◆ **Énoncé du problème**
D'après l'article ci-dessous sur l'incendie de Skyros, dans quelle zone de l'île le feu s'est-il déclaré ?

Grèce: incendie sous contrôle sur une île de la mer Egée
Un incendie sur l'île grecque de Skyros, en mer Egée, était en voie d'être maîtrisé dimanche après-midi par les pompiers, avec un ballet d'hélicoptères bombardiers d'eau, a constaté l'AFP.
L'incendie s'est déclaré samedi à la mi-journée sur les hauteurs verdoyantes de la zone d'Atsitsa, au coeur d'une pinède, et a pris une grande ampleur dans toute cette partie nord-ouest de l'île à la faveur de vents violents.
"Les équipes au sol des pompiers ont mené une lutte acharnée toute la nuit" contre les flammes, et ont reçu des renforts du continent en hommes et véhicules arrivés dans la nuit par bateau, selon la télévision ERT.
Alors que les médias nationaux évoquaient dans la matinée une "course contre la montre", plus aucune flamme n'était visible dans le secteur, mais de nombreuses fumerolles et des souches d'arbres carbonisés terminant de se consumer étaient toujours visibles le long de la route goudronnée traversant ce secteur.

◆ **Informations extraites**
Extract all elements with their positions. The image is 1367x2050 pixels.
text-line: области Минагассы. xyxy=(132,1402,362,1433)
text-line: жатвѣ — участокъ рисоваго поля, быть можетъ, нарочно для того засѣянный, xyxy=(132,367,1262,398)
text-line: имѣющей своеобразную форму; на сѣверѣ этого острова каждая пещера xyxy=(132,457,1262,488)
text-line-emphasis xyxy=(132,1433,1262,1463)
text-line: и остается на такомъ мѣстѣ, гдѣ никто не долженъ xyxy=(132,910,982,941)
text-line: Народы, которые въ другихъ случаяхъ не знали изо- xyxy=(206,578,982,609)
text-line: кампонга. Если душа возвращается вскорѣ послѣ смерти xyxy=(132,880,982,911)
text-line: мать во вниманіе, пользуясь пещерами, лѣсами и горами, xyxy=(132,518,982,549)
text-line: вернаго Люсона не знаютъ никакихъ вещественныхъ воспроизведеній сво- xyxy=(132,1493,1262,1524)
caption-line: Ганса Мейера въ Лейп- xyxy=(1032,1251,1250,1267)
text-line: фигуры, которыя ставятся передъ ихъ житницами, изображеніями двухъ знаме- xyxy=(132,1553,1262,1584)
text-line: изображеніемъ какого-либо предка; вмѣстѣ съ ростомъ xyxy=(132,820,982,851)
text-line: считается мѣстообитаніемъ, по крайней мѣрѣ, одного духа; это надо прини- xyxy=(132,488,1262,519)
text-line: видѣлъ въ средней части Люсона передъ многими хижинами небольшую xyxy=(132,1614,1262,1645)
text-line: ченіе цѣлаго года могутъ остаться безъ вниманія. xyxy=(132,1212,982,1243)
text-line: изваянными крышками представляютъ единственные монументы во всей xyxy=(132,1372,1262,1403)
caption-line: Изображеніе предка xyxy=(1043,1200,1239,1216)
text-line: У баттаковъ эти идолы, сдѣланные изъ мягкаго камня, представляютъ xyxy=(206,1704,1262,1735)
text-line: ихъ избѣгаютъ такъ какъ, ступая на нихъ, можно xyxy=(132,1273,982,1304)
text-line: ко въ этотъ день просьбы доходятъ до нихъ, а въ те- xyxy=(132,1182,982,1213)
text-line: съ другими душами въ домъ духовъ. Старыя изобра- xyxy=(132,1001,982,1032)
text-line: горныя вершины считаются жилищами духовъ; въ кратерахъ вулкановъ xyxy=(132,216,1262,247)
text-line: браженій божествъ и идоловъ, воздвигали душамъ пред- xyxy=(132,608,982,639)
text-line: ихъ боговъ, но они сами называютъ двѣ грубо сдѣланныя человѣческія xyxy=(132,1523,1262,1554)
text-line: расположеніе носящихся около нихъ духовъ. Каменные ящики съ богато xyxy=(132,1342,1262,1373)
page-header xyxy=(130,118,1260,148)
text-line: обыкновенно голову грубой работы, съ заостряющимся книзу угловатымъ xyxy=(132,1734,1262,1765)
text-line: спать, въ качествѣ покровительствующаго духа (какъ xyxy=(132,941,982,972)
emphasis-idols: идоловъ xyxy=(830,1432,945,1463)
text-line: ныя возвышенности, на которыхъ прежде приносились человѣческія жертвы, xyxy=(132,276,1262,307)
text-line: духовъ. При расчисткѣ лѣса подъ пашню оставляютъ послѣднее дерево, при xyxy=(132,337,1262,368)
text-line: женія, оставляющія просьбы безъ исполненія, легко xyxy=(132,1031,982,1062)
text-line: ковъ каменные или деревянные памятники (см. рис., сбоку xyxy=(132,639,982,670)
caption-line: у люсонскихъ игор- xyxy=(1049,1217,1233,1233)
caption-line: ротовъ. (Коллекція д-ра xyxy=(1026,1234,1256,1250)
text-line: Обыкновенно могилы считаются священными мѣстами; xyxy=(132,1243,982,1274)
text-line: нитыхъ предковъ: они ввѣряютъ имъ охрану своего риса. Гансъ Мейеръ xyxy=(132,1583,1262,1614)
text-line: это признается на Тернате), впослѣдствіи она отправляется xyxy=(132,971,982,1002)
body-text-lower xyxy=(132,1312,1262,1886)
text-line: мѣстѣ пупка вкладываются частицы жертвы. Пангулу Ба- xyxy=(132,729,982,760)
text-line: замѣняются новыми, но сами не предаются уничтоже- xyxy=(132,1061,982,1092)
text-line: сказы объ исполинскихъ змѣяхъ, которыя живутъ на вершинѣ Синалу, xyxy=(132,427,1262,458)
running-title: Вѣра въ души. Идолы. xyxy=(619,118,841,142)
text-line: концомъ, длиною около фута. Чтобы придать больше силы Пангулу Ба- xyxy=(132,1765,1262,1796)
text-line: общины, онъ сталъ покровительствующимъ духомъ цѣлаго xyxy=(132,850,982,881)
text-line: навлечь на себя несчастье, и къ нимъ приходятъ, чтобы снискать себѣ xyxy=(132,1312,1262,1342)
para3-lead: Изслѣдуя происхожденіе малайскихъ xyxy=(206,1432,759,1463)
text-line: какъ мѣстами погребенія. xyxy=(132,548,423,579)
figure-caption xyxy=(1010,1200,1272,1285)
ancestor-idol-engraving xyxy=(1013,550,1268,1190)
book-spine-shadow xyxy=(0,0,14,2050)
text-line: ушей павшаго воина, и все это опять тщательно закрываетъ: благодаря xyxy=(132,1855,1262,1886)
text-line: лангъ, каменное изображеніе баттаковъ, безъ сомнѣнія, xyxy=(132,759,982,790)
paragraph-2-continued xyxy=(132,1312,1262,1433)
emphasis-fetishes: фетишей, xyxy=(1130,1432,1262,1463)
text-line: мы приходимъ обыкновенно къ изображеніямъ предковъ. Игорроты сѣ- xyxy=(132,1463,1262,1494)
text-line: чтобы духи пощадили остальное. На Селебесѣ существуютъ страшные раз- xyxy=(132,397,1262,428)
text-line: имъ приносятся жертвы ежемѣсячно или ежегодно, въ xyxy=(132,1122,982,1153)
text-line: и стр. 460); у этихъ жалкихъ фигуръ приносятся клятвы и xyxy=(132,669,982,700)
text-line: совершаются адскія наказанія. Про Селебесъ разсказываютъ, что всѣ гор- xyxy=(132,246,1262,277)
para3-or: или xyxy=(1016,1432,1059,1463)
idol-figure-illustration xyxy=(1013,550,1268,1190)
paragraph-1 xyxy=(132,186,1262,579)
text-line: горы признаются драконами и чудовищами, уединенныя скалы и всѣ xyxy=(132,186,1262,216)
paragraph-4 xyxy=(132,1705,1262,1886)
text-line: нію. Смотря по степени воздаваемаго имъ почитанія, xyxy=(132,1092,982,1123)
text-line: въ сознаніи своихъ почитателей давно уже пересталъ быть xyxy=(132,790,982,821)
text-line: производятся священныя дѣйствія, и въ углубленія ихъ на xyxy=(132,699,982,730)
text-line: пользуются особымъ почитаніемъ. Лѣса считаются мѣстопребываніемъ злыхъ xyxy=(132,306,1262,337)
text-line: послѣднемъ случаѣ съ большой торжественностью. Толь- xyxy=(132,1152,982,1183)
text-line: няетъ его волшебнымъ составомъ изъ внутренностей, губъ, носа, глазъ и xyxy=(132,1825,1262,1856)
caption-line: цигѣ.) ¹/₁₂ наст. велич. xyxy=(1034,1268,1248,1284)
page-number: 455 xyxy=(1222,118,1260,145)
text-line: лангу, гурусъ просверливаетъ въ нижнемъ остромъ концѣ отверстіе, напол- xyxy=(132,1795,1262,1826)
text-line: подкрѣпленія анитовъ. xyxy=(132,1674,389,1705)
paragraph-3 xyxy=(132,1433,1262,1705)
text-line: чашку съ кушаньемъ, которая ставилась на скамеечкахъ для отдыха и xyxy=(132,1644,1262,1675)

◆ **Réponse finale**
Dans la zone d'Atsitsa, sur des hauteurs verdoyantes, au cœur d'une pinède.